──────── Passage given ────────
The team’s most recent loss exhibited familiar coaching gaffes, questionable decisions on personnel, while creating long-term questions.

Cincinnati Bengals v Los Angeles Chargers Photo by Sean M. Haffey/Getty Images

By now, both the team and the fans have moved on from the Bengals’ loss to the Chargers and are gearing up for the Week 15 matchup against the Raiders. Both Oakland and Cincinnati are in the unfortunate quagmire of jockeying for draft position, so that contest has an important, albeit different importance.

Even though we’ve dissected the film from Week 14 against Los Angeles, there are some issues from the contest that have not only been prevalent throughout this disappointing season, but also point to a need for change on multiple fronts next year.

Questionable decisions on personnel continue to give predictable results

It’s hard to keep piling on Marvin Lewis for a number of reasons. After all, he’s generally a nice man and is the guy who also brought the Bengals out of the “Dark Ages”.

Yet, after the team is set for its third straight non-winning record, patience is wearing very thin. There seems to be certain players whom Lewis favors more than others and it continues to be a detriment to the team. I suppose that every coach “plays favorites” in one form or another, but certain stats and metrics just don’t lie.

The latest example of this came on Sunday in the form of Christian Westerman. He was thrown in at left guard because of both Clint Boling’s filling in for Cordy Glenn at left tackle and Trey Hopkins’ struggles at the spot.

The result? Westerman was one of the highest-rated Bengals players on Sunday, per Pro Football Focus.

Look, I’ve said it before and I’ll say it again: PFF shouldn’t be taken as absolute football scripture. Their metrics are good barometers and often point to viable projections, but there is still room for eye tests and gut feelings in football.

Still, even us dopes who aren’t employed by PFF or NFL franchises can see when certain players obviously affect a game. Westerman is one of those players and aside from high PFF ratings, other tangible results can be seen.

Westerman has been a preseason all-star the past three summers, but that success has leaked into the regular season as well. The third-year offensive lineman started two games last season and, not coincidentally, the team went 2-0.
──────── Provided data ────────
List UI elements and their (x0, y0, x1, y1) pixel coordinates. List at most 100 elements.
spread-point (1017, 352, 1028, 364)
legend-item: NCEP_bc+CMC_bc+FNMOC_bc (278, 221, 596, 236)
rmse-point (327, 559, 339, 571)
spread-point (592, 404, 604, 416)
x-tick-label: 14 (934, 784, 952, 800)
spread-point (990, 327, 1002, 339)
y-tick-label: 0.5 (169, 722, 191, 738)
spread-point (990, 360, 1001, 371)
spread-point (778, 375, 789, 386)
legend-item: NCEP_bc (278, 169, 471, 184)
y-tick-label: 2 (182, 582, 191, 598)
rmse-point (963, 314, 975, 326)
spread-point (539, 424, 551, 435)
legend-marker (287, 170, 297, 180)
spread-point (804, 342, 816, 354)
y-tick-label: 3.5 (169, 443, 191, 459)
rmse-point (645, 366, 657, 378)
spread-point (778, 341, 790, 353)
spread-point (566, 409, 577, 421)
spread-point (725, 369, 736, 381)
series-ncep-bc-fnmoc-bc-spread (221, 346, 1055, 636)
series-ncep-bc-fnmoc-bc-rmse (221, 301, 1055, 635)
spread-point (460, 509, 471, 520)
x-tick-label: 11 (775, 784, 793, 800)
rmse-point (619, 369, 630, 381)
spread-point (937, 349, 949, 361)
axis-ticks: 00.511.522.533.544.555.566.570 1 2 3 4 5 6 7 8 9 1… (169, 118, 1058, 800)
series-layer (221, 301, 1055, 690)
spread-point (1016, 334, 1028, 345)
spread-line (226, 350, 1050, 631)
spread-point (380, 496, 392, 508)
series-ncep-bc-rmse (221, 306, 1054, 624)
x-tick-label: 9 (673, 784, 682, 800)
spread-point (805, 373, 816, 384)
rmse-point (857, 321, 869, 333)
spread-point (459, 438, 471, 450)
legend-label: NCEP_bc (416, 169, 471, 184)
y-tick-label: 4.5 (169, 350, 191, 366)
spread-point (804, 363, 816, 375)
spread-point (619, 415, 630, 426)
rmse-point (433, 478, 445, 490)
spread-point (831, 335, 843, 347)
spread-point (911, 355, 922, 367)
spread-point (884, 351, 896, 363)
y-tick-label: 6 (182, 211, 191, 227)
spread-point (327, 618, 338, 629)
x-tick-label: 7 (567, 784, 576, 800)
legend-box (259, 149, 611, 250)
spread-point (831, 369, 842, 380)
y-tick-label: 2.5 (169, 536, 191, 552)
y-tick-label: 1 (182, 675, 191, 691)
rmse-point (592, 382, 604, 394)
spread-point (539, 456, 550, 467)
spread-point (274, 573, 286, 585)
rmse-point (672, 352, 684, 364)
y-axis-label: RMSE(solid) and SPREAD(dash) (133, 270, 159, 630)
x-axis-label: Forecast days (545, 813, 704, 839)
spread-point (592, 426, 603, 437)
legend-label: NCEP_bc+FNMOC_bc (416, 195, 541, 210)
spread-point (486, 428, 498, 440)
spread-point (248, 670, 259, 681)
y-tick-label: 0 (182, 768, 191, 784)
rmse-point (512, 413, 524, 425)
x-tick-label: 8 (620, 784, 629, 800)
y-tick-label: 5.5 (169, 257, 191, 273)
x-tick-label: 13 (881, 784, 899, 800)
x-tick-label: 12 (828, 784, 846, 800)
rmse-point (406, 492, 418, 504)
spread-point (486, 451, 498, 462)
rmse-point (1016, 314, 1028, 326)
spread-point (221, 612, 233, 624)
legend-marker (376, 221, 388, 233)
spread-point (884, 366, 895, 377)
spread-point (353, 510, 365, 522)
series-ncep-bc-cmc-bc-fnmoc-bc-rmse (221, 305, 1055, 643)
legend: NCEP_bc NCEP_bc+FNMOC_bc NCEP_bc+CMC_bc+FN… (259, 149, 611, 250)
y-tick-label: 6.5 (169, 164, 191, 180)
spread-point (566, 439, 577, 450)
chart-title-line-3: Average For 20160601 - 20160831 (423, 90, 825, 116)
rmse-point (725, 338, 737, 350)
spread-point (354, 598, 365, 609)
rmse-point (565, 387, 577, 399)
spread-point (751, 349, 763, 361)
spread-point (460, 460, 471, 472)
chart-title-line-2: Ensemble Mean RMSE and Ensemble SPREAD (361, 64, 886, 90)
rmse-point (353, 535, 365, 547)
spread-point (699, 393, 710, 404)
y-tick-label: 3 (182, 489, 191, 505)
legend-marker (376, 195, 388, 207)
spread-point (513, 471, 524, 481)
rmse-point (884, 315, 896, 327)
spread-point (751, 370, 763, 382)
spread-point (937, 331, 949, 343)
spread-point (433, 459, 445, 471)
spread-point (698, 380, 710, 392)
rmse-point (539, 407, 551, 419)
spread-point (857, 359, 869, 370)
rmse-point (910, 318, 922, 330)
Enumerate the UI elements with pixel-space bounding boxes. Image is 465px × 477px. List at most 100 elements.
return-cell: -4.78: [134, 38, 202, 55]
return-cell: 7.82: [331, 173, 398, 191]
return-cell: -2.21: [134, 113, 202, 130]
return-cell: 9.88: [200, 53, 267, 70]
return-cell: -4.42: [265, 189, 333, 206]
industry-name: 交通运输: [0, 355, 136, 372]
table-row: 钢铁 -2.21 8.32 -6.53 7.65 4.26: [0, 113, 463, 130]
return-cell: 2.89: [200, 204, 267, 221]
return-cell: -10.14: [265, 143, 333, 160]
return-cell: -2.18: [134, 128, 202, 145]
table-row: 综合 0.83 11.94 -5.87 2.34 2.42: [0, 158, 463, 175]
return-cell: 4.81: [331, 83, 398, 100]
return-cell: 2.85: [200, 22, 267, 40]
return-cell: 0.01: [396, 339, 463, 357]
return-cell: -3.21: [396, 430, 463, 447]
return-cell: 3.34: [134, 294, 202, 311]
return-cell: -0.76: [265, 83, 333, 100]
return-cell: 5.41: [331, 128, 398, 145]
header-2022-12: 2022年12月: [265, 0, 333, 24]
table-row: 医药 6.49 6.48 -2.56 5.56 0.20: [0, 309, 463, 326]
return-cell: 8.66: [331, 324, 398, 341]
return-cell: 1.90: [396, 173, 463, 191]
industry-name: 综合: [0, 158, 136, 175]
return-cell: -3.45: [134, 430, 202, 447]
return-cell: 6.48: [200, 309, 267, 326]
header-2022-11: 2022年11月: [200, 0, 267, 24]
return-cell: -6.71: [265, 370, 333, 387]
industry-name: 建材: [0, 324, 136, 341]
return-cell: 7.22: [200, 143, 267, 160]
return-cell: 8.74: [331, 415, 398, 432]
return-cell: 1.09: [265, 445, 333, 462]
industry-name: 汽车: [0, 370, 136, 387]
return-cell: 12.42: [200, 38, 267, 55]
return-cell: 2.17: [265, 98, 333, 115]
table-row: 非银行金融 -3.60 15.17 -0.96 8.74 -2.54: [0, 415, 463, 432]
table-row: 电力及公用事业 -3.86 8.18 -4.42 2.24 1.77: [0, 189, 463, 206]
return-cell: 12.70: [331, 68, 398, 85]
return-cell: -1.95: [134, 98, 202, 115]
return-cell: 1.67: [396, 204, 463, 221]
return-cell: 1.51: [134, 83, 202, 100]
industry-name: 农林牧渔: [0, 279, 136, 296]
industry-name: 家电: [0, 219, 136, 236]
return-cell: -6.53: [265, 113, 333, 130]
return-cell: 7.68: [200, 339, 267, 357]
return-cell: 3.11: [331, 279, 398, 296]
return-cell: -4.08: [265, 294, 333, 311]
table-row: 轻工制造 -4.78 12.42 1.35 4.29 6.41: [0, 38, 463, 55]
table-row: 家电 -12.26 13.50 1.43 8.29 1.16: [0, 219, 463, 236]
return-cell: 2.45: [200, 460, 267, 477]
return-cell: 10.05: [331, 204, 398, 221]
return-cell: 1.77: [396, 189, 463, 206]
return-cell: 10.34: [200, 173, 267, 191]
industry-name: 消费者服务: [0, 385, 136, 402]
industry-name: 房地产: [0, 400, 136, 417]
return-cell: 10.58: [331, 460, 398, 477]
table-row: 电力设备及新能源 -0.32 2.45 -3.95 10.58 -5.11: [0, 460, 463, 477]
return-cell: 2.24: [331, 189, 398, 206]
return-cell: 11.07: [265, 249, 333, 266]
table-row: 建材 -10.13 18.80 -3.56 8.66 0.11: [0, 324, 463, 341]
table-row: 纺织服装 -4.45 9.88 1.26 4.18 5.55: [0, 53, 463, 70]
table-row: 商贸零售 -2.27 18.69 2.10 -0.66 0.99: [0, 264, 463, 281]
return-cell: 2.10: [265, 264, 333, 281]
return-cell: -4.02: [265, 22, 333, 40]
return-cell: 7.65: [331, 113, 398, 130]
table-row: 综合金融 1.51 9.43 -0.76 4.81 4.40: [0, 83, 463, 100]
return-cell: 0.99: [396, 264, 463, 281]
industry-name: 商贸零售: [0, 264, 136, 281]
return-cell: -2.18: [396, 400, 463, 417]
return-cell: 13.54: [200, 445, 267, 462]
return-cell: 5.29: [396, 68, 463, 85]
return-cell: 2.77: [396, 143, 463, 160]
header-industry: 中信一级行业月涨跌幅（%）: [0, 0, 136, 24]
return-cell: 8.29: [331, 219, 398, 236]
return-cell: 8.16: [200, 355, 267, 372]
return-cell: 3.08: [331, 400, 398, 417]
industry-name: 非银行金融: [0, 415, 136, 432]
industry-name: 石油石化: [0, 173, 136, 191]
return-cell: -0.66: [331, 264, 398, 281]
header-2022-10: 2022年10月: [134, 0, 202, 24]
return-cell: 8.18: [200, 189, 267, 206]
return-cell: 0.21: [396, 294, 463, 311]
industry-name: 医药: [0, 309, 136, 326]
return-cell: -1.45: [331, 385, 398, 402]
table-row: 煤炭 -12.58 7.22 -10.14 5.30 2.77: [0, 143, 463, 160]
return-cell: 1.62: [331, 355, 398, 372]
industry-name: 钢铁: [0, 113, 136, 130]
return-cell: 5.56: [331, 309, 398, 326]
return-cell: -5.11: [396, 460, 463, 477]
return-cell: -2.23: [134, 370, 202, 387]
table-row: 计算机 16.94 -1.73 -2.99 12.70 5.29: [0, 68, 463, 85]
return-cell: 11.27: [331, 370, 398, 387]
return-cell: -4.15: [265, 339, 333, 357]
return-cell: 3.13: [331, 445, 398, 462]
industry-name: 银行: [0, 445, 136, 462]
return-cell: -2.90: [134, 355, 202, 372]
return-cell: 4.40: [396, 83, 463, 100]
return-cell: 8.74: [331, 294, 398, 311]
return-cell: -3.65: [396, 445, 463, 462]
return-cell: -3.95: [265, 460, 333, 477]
────────
*Your task*: Can you write out, word for word, the stretch of the Bengals article above that opens with the words "The latest example" and closes with "can be seen."?

*Reply to the task*:
The latest example of this came on Sunday in the form of Christian Westerman. He was thrown in at left guard because of both Clint Boling’s filling in for Cordy Glenn at left tackle and Trey Hopkins’ struggles at the spot.

The result? Westerman was one of the highest-rated Bengals players on Sunday, per Pro Football Focus.

Look, I’ve said it before and I’ll say it again: PFF shouldn’t be taken as absolute football scripture. Their metrics are good barometers and often point to viable projections, but there is still room for eye tests and gut feelings in football.

Still, even us dopes who aren’t employed by PFF or NFL franchises can see when certain players obviously affect a game. Westerman is one of those players and aside from high PFF ratings, other tangible results can be seen.